**Objective:** Select every line below containing the word "Viselkedés".

**Material for the task:**
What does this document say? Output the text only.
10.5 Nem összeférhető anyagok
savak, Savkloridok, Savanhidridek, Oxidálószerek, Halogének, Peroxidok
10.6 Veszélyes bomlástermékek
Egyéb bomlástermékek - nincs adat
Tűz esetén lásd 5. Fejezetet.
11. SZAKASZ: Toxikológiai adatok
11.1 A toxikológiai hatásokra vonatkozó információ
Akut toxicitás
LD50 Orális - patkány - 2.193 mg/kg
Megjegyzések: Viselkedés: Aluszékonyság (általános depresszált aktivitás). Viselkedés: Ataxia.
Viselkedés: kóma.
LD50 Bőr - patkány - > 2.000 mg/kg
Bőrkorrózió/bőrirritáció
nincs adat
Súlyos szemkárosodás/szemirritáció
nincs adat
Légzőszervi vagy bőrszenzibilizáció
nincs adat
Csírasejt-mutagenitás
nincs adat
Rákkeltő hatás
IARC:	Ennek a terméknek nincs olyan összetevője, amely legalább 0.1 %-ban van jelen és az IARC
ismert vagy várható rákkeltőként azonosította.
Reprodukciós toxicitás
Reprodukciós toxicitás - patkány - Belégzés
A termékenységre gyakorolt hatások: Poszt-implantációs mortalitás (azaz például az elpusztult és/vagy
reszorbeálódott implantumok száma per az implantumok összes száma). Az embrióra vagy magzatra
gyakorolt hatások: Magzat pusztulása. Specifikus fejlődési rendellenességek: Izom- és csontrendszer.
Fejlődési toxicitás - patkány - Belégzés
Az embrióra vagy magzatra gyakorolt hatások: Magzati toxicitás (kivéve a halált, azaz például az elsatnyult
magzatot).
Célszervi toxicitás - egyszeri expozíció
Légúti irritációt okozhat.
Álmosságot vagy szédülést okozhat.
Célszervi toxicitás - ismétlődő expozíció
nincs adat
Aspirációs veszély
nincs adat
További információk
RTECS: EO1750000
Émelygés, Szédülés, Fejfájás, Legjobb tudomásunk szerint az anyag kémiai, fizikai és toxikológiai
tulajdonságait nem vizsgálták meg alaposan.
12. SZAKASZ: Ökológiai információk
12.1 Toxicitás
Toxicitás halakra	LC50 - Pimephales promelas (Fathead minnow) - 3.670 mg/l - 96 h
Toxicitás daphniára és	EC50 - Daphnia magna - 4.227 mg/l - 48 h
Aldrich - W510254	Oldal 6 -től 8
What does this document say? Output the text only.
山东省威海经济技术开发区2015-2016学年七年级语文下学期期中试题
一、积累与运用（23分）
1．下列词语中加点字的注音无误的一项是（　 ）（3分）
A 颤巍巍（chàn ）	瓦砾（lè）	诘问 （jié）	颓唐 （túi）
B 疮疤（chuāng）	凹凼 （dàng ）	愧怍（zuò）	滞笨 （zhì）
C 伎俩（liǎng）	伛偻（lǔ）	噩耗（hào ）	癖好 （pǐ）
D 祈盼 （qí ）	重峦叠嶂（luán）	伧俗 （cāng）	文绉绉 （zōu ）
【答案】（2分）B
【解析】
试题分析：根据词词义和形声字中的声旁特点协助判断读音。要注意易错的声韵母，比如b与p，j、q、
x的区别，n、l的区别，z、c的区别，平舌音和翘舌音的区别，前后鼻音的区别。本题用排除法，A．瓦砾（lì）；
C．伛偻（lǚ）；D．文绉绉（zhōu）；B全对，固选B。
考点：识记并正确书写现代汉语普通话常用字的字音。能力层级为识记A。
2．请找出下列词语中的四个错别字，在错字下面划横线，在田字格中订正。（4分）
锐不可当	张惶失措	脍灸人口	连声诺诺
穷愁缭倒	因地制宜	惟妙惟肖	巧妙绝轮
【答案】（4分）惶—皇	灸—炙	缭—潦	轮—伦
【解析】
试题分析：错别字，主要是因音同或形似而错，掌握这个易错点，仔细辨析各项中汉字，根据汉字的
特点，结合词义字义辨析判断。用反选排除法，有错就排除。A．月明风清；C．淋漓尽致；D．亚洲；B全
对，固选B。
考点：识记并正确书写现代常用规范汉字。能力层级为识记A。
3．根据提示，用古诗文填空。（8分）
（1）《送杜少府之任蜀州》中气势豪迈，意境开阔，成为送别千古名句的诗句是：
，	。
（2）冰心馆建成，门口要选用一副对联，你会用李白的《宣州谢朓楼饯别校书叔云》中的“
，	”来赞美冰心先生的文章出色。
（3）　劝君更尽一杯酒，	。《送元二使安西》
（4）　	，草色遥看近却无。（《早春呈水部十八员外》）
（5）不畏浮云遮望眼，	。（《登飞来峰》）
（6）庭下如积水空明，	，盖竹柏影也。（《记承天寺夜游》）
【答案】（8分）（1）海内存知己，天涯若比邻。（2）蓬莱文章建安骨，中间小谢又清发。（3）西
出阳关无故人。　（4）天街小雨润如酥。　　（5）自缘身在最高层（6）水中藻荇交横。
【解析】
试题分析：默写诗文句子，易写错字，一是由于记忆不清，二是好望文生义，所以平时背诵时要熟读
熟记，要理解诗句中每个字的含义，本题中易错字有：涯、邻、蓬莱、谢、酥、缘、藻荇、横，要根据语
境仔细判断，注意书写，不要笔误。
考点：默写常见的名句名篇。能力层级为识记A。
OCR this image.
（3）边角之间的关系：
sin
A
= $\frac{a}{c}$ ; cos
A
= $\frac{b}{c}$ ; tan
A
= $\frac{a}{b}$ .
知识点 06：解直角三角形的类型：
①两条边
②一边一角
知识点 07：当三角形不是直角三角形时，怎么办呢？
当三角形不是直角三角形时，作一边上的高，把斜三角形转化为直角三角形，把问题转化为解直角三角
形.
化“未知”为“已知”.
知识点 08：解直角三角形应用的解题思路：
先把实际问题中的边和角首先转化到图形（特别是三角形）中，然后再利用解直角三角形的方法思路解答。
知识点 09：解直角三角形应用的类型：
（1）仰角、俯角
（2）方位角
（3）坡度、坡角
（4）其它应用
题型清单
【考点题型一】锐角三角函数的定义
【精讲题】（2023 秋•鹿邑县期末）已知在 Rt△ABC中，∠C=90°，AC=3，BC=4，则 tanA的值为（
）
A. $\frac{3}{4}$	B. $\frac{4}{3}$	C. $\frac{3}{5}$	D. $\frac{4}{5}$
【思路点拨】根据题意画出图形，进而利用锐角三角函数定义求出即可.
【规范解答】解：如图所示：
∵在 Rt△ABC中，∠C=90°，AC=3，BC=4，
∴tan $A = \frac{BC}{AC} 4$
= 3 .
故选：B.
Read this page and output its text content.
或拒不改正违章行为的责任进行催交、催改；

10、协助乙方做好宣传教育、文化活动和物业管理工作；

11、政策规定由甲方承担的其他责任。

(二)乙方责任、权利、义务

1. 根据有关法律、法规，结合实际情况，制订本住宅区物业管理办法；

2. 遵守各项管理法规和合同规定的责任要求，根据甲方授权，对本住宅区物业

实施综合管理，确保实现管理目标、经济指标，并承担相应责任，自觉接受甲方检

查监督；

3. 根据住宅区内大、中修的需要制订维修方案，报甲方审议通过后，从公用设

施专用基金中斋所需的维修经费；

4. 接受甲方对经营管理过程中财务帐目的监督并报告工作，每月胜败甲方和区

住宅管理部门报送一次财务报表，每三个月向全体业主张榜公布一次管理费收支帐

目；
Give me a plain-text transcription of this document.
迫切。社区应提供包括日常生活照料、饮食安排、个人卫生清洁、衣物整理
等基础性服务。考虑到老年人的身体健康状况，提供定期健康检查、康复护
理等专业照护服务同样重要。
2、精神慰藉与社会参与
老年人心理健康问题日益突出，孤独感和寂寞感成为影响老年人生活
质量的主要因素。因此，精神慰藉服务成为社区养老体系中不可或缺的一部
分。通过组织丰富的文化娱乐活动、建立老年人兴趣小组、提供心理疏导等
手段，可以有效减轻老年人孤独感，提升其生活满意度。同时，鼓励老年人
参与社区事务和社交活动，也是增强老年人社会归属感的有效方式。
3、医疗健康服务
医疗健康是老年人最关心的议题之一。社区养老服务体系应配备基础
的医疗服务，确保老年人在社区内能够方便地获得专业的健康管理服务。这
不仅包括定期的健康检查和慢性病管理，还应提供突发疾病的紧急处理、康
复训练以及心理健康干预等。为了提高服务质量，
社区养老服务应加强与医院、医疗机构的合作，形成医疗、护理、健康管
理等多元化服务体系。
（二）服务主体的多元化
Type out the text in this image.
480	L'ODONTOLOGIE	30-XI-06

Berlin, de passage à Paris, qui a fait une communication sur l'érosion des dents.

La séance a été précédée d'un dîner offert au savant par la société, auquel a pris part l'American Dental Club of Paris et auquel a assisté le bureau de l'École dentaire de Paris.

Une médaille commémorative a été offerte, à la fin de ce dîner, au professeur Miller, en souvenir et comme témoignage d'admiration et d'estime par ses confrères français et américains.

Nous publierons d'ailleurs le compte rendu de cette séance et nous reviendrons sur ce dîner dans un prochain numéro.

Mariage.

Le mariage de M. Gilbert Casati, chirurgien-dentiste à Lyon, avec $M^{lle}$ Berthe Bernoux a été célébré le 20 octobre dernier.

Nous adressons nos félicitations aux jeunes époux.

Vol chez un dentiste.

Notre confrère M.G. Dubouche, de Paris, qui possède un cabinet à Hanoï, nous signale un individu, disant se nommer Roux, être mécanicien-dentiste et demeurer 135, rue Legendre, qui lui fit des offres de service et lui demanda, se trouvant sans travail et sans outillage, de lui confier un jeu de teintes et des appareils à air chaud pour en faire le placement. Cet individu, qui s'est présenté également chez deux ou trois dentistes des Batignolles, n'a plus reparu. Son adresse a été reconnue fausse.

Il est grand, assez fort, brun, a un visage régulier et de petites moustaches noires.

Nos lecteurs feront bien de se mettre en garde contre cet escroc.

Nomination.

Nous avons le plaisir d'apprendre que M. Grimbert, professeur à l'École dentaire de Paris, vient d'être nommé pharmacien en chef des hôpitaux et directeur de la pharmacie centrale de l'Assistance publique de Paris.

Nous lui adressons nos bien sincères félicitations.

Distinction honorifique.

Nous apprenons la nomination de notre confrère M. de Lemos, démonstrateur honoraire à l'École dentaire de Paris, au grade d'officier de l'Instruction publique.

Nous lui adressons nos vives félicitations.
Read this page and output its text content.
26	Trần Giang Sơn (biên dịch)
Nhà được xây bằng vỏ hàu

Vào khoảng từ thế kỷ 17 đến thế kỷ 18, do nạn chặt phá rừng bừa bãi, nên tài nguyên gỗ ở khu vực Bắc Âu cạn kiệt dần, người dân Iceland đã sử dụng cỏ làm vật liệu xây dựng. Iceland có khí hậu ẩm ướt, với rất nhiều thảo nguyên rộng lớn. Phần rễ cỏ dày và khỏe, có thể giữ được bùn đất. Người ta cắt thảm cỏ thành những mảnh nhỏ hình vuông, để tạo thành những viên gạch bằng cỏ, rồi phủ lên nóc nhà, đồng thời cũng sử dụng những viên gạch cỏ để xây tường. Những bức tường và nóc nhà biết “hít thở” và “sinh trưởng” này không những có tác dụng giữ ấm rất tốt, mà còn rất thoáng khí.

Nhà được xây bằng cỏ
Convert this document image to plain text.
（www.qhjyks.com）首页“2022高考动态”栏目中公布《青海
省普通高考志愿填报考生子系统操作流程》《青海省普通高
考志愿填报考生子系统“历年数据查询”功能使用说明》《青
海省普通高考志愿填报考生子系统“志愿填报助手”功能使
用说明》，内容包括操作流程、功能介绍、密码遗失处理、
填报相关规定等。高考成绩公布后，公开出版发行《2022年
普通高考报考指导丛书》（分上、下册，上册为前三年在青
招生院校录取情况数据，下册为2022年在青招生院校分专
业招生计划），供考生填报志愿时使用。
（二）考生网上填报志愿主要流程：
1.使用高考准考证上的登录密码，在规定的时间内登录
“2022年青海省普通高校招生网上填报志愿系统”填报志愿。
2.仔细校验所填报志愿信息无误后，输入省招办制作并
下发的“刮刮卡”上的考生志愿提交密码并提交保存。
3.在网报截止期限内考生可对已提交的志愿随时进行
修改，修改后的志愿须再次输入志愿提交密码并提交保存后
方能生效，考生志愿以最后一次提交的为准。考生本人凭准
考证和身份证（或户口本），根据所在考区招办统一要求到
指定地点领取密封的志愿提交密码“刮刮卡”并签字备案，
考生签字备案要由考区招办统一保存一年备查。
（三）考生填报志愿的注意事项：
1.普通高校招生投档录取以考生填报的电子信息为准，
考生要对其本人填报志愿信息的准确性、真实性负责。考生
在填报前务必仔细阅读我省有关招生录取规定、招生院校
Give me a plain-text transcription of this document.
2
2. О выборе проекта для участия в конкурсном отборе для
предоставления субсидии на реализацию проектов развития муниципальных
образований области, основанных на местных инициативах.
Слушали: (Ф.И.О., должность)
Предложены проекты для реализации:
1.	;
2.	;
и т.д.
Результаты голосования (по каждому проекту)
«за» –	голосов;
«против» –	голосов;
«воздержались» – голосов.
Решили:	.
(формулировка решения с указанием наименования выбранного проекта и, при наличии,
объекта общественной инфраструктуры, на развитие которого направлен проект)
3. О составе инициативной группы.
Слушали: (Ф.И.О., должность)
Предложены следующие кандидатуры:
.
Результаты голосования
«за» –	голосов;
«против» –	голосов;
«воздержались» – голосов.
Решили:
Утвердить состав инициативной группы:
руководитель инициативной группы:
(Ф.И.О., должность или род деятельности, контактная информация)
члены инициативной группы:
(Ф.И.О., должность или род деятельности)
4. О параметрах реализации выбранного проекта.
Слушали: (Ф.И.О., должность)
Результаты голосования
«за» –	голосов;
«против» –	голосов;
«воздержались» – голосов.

**Output of the exercise:**
Megjegyzések: Viselkedés: Aluszékonyság (általános depresszált aktivitás). Viselkedés: Ataxia.
Viselkedés: kóma.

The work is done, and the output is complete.